▶ [Your instructions]:
Could you give the data below again, exactly and completely?

▶ [Raw records]:
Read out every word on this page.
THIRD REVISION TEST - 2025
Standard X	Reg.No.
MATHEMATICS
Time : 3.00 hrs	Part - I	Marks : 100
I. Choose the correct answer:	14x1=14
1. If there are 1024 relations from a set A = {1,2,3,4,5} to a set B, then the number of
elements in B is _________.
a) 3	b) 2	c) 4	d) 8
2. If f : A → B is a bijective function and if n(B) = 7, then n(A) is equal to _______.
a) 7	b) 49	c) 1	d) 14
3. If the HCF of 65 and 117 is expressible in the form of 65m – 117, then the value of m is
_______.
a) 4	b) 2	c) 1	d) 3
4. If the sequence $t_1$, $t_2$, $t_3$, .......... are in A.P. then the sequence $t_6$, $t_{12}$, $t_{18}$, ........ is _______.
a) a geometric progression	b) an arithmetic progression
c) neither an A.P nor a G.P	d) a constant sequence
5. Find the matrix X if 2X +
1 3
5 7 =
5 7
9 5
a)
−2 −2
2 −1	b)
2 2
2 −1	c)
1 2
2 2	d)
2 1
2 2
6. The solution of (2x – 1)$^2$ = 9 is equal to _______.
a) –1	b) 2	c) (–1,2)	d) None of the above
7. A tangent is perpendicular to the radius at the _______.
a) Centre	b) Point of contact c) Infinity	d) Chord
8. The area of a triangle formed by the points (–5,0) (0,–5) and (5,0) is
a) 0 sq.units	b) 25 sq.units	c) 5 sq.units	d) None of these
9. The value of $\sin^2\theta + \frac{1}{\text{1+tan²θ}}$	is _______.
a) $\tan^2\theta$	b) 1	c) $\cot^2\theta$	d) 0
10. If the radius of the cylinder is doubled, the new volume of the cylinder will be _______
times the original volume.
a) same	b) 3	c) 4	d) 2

▶ [The solution]:
Read out every word on this page.
THIRD REVISION TEST - 2025
Standard X	Reg.No.
MATHEMATICS
Time : 3.00 hrs	Part - I	Marks : 100
I. Choose the correct answer:	14x1=14
1. If there are 1024 relations from a set A = {1,2,3,4,5} to a set B, then the number of
elements in B is _________.
a) 3	b) 2	c) 4	d) 8
2. If f : A → B is a bijective function and if n(B) = 7, then n(A) is equal to _______.
a) 7	b) 49	c) 1	d) 14
3. If the HCF of 65 and 117 is expressible in the form of 65m – 117, then the value of m is
_______.
a) 4	b) 2	c) 1	d) 3
4. If the sequence $t_1$, $t_2$, $t_3$, .......... are in A.P. then the sequence $t_6$, $t_{12}$, $t_{18}$, ........ is _______.
a) a geometric progression	b) an arithmetic progression
c) neither an A.P nor a G.P	d) a constant sequence
5. Find the matrix X if 2X +
1 3
5 7 =
5 7
9 5
a)
−2 −2
2 −1	b)
2 2
2 −1	c)
1 2
2 2	d)
2 1
2 2
6. The solution of (2x – 1)$^2$ = 9 is equal to _______.
a) –1	b) 2	c) (–1,2)	d) None of the above
7. A tangent is perpendicular to the radius at the _______.
a) Centre	b) Point of contact c) Infinity	d) Chord
8. The area of a triangle formed by the points (–5,0) (0,–5) and (5,0) is
a) 0 sq.units	b) 25 sq.units	c) 5 sq.units	d) None of these
9. The value of $\sin^2\theta + \frac{1}{\text{1+tan²θ}}$	is _______.
a) $\tan^2\theta$	b) 1	c) $\cot^2\theta$	d) 0
10. If the radius of the cylinder is doubled, the new volume of the cylinder will be _______
times the original volume.
a) same	b) 3	c) 4	d) 2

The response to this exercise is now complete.